● Problem description
Extract all of the entries and set them down verbatim.

Collected data
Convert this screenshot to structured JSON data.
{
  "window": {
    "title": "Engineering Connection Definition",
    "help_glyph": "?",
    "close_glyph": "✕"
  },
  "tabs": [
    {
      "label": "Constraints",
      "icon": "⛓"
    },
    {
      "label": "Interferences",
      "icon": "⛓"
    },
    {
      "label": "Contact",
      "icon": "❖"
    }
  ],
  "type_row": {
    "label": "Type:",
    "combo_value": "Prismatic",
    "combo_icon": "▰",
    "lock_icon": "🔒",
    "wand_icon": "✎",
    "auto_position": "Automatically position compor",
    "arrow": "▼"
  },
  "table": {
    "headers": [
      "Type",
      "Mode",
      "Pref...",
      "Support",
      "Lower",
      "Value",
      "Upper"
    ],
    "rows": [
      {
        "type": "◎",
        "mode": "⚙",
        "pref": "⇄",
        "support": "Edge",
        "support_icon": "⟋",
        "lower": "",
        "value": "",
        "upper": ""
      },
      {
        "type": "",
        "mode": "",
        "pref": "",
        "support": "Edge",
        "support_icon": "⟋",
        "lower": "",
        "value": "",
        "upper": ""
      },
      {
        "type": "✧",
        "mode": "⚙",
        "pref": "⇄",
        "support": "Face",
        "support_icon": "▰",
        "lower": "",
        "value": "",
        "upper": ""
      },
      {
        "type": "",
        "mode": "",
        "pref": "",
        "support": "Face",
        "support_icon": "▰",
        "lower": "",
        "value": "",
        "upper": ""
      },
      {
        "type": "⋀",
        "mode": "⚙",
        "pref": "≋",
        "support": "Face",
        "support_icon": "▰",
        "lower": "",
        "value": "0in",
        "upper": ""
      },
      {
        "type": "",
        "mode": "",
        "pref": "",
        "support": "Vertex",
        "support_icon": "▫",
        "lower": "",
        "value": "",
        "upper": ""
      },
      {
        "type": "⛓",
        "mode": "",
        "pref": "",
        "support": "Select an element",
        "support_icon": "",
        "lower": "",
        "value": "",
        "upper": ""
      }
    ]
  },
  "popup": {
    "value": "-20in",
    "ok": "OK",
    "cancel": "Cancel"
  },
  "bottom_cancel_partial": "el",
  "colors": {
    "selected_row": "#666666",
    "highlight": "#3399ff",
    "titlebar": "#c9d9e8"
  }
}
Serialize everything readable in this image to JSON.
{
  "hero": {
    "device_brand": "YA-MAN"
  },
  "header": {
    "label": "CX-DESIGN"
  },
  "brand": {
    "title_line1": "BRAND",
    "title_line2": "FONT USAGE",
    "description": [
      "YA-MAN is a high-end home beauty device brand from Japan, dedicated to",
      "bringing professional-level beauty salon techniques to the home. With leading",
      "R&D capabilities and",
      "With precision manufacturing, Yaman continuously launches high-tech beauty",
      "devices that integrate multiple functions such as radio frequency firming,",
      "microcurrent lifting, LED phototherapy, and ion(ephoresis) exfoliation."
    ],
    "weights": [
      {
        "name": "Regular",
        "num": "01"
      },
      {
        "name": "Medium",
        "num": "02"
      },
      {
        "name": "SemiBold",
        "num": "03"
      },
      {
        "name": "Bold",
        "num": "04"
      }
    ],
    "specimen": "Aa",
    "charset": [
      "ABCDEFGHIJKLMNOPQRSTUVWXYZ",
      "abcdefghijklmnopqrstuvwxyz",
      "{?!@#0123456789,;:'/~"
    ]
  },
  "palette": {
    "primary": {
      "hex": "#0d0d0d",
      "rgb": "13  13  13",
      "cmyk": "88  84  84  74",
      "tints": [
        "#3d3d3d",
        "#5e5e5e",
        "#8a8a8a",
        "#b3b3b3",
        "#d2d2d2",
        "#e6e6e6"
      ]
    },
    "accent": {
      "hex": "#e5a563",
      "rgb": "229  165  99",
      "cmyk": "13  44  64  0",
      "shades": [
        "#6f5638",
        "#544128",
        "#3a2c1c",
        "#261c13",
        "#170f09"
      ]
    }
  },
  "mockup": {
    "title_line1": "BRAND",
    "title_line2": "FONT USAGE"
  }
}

● Exercise solution
Convert this screenshot to structured JSON data.
{
  "window": {
    "title": "Engineering Connection Definition",
    "help_glyph": "?",
    "close_glyph": "✕"
  },
  "tabs": [
    {
      "label": "Constraints",
      "icon": "⛓"
    },
    {
      "label": "Interferences",
      "icon": "⛓"
    },
    {
      "label": "Contact",
      "icon": "❖"
    }
  ],
  "type_row": {
    "label": "Type:",
    "combo_value": "Prismatic",
    "combo_icon": "▰",
    "lock_icon": "🔒",
    "wand_icon": "✎",
    "auto_position": "Automatically position compor",
    "arrow": "▼"
  },
  "table": {
    "headers": [
      "Type",
      "Mode",
      "Pref...",
      "Support",
      "Lower",
      "Value",
      "Upper"
    ],
    "rows": [
      {
        "type": "◎",
        "mode": "⚙",
        "pref": "⇄",
        "support": "Edge",
        "support_icon": "⟋",
        "lower": "",
        "value": "",
        "upper": ""
      },
      {
        "type": "",
        "mode": "",
        "pref": "",
        "support": "Edge",
        "support_icon": "⟋",
        "lower": "",
        "value": "",
        "upper": ""
      },
      {
        "type": "✧",
        "mode": "⚙",
        "pref": "⇄",
        "support": "Face",
        "support_icon": "▰",
        "lower": "",
        "value": "",
        "upper": ""
      },
      {
        "type": "",
        "mode": "",
        "pref": "",
        "support": "Face",
        "support_icon": "▰",
        "lower": "",
        "value": "",
        "upper": ""
      },
      {
        "type": "⋀",
        "mode": "⚙",
        "pref": "≋",
        "support": "Face",
        "support_icon": "▰",
        "lower": "",
        "value": "0in",
        "upper": ""
      },
      {
        "type": "",
        "mode": "",
        "pref": "",
        "support": "Vertex",
        "support_icon": "▫",
        "lower": "",
        "value": "",
        "upper": ""
      },
      {
        "type": "⛓",
        "mode": "",
        "pref": "",
        "support": "Select an element",
        "support_icon": "",
        "lower": "",
        "value": "",
        "upper": ""
      }
    ]
  },
  "popup": {
    "value": "-20in",
    "ok": "OK",
    "cancel": "Cancel"
  },
  "bottom_cancel_partial": "el",
  "colors": {
    "selected_row": "#666666",
    "highlight": "#3399ff",
    "titlebar": "#c9d9e8"
  }
}
Serialize everything readable in this image to JSON.
{
  "hero": {
    "device_brand": "YA-MAN"
  },
  "header": {
    "label": "CX-DESIGN"
  },
  "brand": {
    "title_line1": "BRAND",
    "title_line2": "FONT USAGE",
    "description": [
      "YA-MAN is a high-end home beauty device brand from Japan, dedicated to",
      "bringing professional-level beauty salon techniques to the home. With leading",
      "R&D capabilities and",
      "With precision manufacturing, Yaman continuously launches high-tech beauty",
      "devices that integrate multiple functions such as radio frequency firming,",
      "microcurrent lifting, LED phototherapy, and ion(ephoresis) exfoliation."
    ],
    "weights": [
      {
        "name": "Regular",
        "num": "01"
      },
      {
        "name": "Medium",
        "num": "02"
      },
      {
        "name": "SemiBold",
        "num": "03"
      },
      {
        "name": "Bold",
        "num": "04"
      }
    ],
    "specimen": "Aa",
    "charset": [
      "ABCDEFGHIJKLMNOPQRSTUVWXYZ",
      "abcdefghijklmnopqrstuvwxyz",
      "{?!@#0123456789,;:'/~"
    ]
  },
  "palette": {
    "primary": {
      "hex": "#0d0d0d",
      "rgb": "13  13  13",
      "cmyk": "88  84  84  74",
      "tints": [
        "#3d3d3d",
        "#5e5e5e",
        "#8a8a8a",
        "#b3b3b3",
        "#d2d2d2",
        "#e6e6e6"
      ]
    },
    "accent": {
      "hex": "#e5a563",
      "rgb": "229  165  99",
      "cmyk": "13  44  64  0",
      "shades": [
        "#6f5638",
        "#544128",
        "#3a2c1c",
        "#261c13",
        "#170f09"
      ]
    }
  },
  "mockup": {
    "title_line1": "BRAND",
    "title_line2": "FONT USAGE"
  }
}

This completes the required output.